(Directions for this task): Quote all of the data below exactly, please.

(Recorded data):
-- -- --
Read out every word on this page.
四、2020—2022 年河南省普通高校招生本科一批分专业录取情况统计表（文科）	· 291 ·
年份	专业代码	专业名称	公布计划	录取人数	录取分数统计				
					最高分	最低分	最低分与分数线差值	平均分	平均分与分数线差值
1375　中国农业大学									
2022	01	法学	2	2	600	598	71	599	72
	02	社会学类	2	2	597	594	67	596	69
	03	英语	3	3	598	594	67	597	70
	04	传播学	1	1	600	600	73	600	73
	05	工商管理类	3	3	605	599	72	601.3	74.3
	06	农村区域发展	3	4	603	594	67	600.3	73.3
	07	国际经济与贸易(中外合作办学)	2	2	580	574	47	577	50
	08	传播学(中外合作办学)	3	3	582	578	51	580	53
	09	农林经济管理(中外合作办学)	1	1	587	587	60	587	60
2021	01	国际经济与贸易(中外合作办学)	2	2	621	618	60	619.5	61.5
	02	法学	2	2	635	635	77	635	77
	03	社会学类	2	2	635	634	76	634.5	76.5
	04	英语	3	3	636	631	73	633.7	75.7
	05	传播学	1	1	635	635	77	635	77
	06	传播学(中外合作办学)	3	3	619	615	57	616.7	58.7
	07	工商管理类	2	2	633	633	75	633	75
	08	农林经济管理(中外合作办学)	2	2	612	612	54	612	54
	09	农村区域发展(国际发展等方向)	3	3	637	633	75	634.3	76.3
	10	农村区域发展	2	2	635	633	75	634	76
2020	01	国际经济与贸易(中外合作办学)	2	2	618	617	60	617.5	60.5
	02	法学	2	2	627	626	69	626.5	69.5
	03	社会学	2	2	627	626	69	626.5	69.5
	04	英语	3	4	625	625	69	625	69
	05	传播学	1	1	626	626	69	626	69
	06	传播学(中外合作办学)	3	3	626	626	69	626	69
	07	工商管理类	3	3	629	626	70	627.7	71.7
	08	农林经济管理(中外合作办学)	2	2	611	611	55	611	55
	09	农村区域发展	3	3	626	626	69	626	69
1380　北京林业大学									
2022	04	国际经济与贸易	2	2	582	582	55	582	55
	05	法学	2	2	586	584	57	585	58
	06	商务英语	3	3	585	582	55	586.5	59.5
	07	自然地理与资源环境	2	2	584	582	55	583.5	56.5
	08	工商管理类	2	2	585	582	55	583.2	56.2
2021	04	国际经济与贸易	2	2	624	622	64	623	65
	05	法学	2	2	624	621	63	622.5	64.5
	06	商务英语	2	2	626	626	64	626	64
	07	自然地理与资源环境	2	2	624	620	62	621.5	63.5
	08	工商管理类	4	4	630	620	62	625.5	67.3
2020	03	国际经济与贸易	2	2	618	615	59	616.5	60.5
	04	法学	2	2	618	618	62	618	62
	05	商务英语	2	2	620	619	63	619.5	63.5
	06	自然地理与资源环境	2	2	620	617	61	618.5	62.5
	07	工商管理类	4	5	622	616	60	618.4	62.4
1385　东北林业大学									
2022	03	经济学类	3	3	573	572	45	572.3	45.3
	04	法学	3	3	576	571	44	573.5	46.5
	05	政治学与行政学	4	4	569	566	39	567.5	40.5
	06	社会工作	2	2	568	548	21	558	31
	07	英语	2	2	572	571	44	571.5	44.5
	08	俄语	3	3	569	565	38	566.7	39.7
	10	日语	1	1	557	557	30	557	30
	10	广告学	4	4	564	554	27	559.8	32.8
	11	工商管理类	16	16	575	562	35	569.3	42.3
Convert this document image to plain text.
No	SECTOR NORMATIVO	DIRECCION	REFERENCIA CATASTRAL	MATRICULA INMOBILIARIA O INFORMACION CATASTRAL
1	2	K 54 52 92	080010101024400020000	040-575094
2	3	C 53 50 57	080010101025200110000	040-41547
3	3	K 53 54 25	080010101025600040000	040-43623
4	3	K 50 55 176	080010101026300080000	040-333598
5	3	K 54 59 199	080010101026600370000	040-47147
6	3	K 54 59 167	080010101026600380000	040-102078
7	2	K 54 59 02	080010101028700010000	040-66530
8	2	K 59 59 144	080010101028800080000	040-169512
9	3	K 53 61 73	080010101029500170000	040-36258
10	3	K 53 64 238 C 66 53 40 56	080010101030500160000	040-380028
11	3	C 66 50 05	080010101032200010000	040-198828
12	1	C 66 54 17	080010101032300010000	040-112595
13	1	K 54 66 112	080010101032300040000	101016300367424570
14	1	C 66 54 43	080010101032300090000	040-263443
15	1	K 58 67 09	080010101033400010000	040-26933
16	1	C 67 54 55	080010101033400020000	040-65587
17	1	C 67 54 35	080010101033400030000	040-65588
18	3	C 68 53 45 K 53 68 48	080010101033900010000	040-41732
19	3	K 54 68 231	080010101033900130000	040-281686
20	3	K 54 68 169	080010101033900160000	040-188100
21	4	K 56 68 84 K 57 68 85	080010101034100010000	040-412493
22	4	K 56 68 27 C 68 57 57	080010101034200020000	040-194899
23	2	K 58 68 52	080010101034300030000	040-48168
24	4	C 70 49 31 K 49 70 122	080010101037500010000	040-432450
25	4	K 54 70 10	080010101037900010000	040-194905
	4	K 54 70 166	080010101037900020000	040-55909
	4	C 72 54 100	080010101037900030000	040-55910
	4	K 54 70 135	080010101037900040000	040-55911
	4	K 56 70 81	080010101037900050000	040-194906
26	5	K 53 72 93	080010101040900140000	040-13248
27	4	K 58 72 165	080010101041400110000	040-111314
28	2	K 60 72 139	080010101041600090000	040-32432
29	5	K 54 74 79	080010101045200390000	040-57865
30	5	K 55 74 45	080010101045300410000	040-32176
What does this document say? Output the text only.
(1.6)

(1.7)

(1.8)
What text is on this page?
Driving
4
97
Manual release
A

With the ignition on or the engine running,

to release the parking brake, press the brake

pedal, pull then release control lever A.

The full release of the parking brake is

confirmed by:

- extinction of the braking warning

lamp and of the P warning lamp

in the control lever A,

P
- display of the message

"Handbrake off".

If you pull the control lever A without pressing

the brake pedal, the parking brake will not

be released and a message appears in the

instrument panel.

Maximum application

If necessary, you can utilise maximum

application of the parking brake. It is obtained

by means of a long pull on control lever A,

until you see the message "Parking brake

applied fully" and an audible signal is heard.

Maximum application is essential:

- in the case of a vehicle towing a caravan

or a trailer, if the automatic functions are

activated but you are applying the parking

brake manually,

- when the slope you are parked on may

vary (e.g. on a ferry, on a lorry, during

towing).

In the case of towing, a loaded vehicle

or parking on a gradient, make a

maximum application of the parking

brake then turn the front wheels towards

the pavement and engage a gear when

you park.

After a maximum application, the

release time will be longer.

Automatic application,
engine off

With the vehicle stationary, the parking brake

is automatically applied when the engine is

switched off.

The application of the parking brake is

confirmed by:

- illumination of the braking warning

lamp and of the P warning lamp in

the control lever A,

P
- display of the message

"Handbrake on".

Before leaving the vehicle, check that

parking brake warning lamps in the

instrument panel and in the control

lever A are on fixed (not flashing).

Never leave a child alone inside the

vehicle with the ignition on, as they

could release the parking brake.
-- -- --
(Task output):
Read out every word on this page.
四、2020—2022 年河南省普通高校招生本科一批分专业录取情况统计表（文科）	· 291 ·
年份	专业代码	专业名称	公布计划	录取人数	录取分数统计				
					最高分	最低分	最低分与分数线差值	平均分	平均分与分数线差值
1375　中国农业大学									
2022	01	法学	2	2	600	598	71	599	72
	02	社会学类	2	2	597	594	67	596	69
	03	英语	3	3	598	594	67	597	70
	04	传播学	1	1	600	600	73	600	73
	05	工商管理类	3	3	605	599	72	601.3	74.3
	06	农村区域发展	3	4	603	594	67	600.3	73.3
	07	国际经济与贸易(中外合作办学)	2	2	580	574	47	577	50
	08	传播学(中外合作办学)	3	3	582	578	51	580	53
	09	农林经济管理(中外合作办学)	1	1	587	587	60	587	60
2021	01	国际经济与贸易(中外合作办学)	2	2	621	618	60	619.5	61.5
	02	法学	2	2	635	635	77	635	77
	03	社会学类	2	2	635	634	76	634.5	76.5
	04	英语	3	3	636	631	73	633.7	75.7
	05	传播学	1	1	635	635	77	635	77
	06	传播学(中外合作办学)	3	3	619	615	57	616.7	58.7
	07	工商管理类	2	2	633	633	75	633	75
	08	农林经济管理(中外合作办学)	2	2	612	612	54	612	54
	09	农村区域发展(国际发展等方向)	3	3	637	633	75	634.3	76.3
	10	农村区域发展	2	2	635	633	75	634	76
2020	01	国际经济与贸易(中外合作办学)	2	2	618	617	60	617.5	60.5
	02	法学	2	2	627	626	69	626.5	69.5
	03	社会学	2	2	627	626	69	626.5	69.5
	04	英语	3	4	625	625	69	625	69
	05	传播学	1	1	626	626	69	626	69
	06	传播学(中外合作办学)	3	3	626	626	69	626	69
	07	工商管理类	3	3	629	626	70	627.7	71.7
	08	农林经济管理(中外合作办学)	2	2	611	611	55	611	55
	09	农村区域发展	3	3	626	626	69	626	69
1380　北京林业大学									
2022	04	国际经济与贸易	2	2	582	582	55	582	55
	05	法学	2	2	586	584	57	585	58
	06	商务英语	3	3	585	582	55	586.5	59.5
	07	自然地理与资源环境	2	2	584	582	55	583.5	56.5
	08	工商管理类	2	2	585	582	55	583.2	56.2
2021	04	国际经济与贸易	2	2	624	622	64	623	65
	05	法学	2	2	624	621	63	622.5	64.5
	06	商务英语	2	2	626	626	64	626	64
	07	自然地理与资源环境	2	2	624	620	62	621.5	63.5
	08	工商管理类	4	4	630	620	62	625.5	67.3
2020	03	国际经济与贸易	2	2	618	615	59	616.5	60.5
	04	法学	2	2	618	618	62	618	62
	05	商务英语	2	2	620	619	63	619.5	63.5
	06	自然地理与资源环境	2	2	620	617	61	618.5	62.5
	07	工商管理类	4	5	622	616	60	618.4	62.4
1385　东北林业大学									
2022	03	经济学类	3	3	573	572	45	572.3	45.3
	04	法学	3	3	576	571	44	573.5	46.5
	05	政治学与行政学	4	4	569	566	39	567.5	40.5
	06	社会工作	2	2	568	548	21	558	31
	07	英语	2	2	572	571	44	571.5	44.5
	08	俄语	3	3	569	565	38	566.7	39.7
	10	日语	1	1	557	557	30	557	30
	10	广告学	4	4	564	554	27	559.8	32.8
	11	工商管理类	16	16	575	562	35	569.3	42.3
Convert this document image to plain text.
No	SECTOR NORMATIVO	DIRECCION	REFERENCIA CATASTRAL	MATRICULA INMOBILIARIA O INFORMACION CATASTRAL
1	2	K 54 52 92	080010101024400020000	040-575094
2	3	C 53 50 57	080010101025200110000	040-41547
3	3	K 53 54 25	080010101025600040000	040-43623
4	3	K 50 55 176	080010101026300080000	040-333598
5	3	K 54 59 199	080010101026600370000	040-47147
6	3	K 54 59 167	080010101026600380000	040-102078
7	2	K 54 59 02	080010101028700010000	040-66530
8	2	K 59 59 144	080010101028800080000	040-169512
9	3	K 53 61 73	080010101029500170000	040-36258
10	3	K 53 64 238 C 66 53 40 56	080010101030500160000	040-380028
11	3	C 66 50 05	080010101032200010000	040-198828
12	1	C 66 54 17	080010101032300010000	040-112595
13	1	K 54 66 112	080010101032300040000	101016300367424570
14	1	C 66 54 43	080010101032300090000	040-263443
15	1	K 58 67 09	080010101033400010000	040-26933
16	1	C 67 54 55	080010101033400020000	040-65587
17	1	C 67 54 35	080010101033400030000	040-65588
18	3	C 68 53 45 K 53 68 48	080010101033900010000	040-41732
19	3	K 54 68 231	080010101033900130000	040-281686
20	3	K 54 68 169	080010101033900160000	040-188100
21	4	K 56 68 84 K 57 68 85	080010101034100010000	040-412493
22	4	K 56 68 27 C 68 57 57	080010101034200020000	040-194899
23	2	K 58 68 52	080010101034300030000	040-48168
24	4	C 70 49 31 K 49 70 122	080010101037500010000	040-432450
25	4	K 54 70 10	080010101037900010000	040-194905
	4	K 54 70 166	080010101037900020000	040-55909
	4	C 72 54 100	080010101037900030000	040-55910
	4	K 54 70 135	080010101037900040000	040-55911
	4	K 56 70 81	080010101037900050000	040-194906
26	5	K 53 72 93	080010101040900140000	040-13248
27	4	K 58 72 165	080010101041400110000	040-111314
28	2	K 60 72 139	080010101041600090000	040-32432
29	5	K 54 74 79	080010101045200390000	040-57865
30	5	K 55 74 45	080010101045300410000	040-32176
What does this document say? Output the text only.
(1.6)

(1.7)

(1.8)
What text is on this page?
Driving
4
97
Manual release
A

With the ignition on or the engine running,

to release the parking brake, press the brake

pedal, pull then release control lever A.

The full release of the parking brake is

confirmed by:

- extinction of the braking warning

lamp and of the P warning lamp

in the control lever A,

P
- display of the message

"Handbrake off".

If you pull the control lever A without pressing

the brake pedal, the parking brake will not

be released and a message appears in the

instrument panel.

Maximum application

If necessary, you can utilise maximum

application of the parking brake. It is obtained

by means of a long pull on control lever A,

until you see the message "Parking brake

applied fully" and an audible signal is heard.

Maximum application is essential:

- in the case of a vehicle towing a caravan

or a trailer, if the automatic functions are

activated but you are applying the parking

brake manually,

- when the slope you are parked on may

vary (e.g. on a ferry, on a lorry, during

towing).

In the case of towing, a loaded vehicle

or parking on a gradient, make a

maximum application of the parking

brake then turn the front wheels towards

the pavement and engage a gear when

you park.

After a maximum application, the

release time will be longer.

Automatic application,
engine off

With the vehicle stationary, the parking brake

is automatically applied when the engine is

switched off.

The application of the parking brake is

confirmed by:

- illumination of the braking warning

lamp and of the P warning lamp in

the control lever A,

P
- display of the message

"Handbrake on".

Before leaving the vehicle, check that

parking brake warning lamps in the

instrument panel and in the control

lever A are on fixed (not flashing).

Never leave a child alone inside the

vehicle with the ignition on, as they

could release the parking brake.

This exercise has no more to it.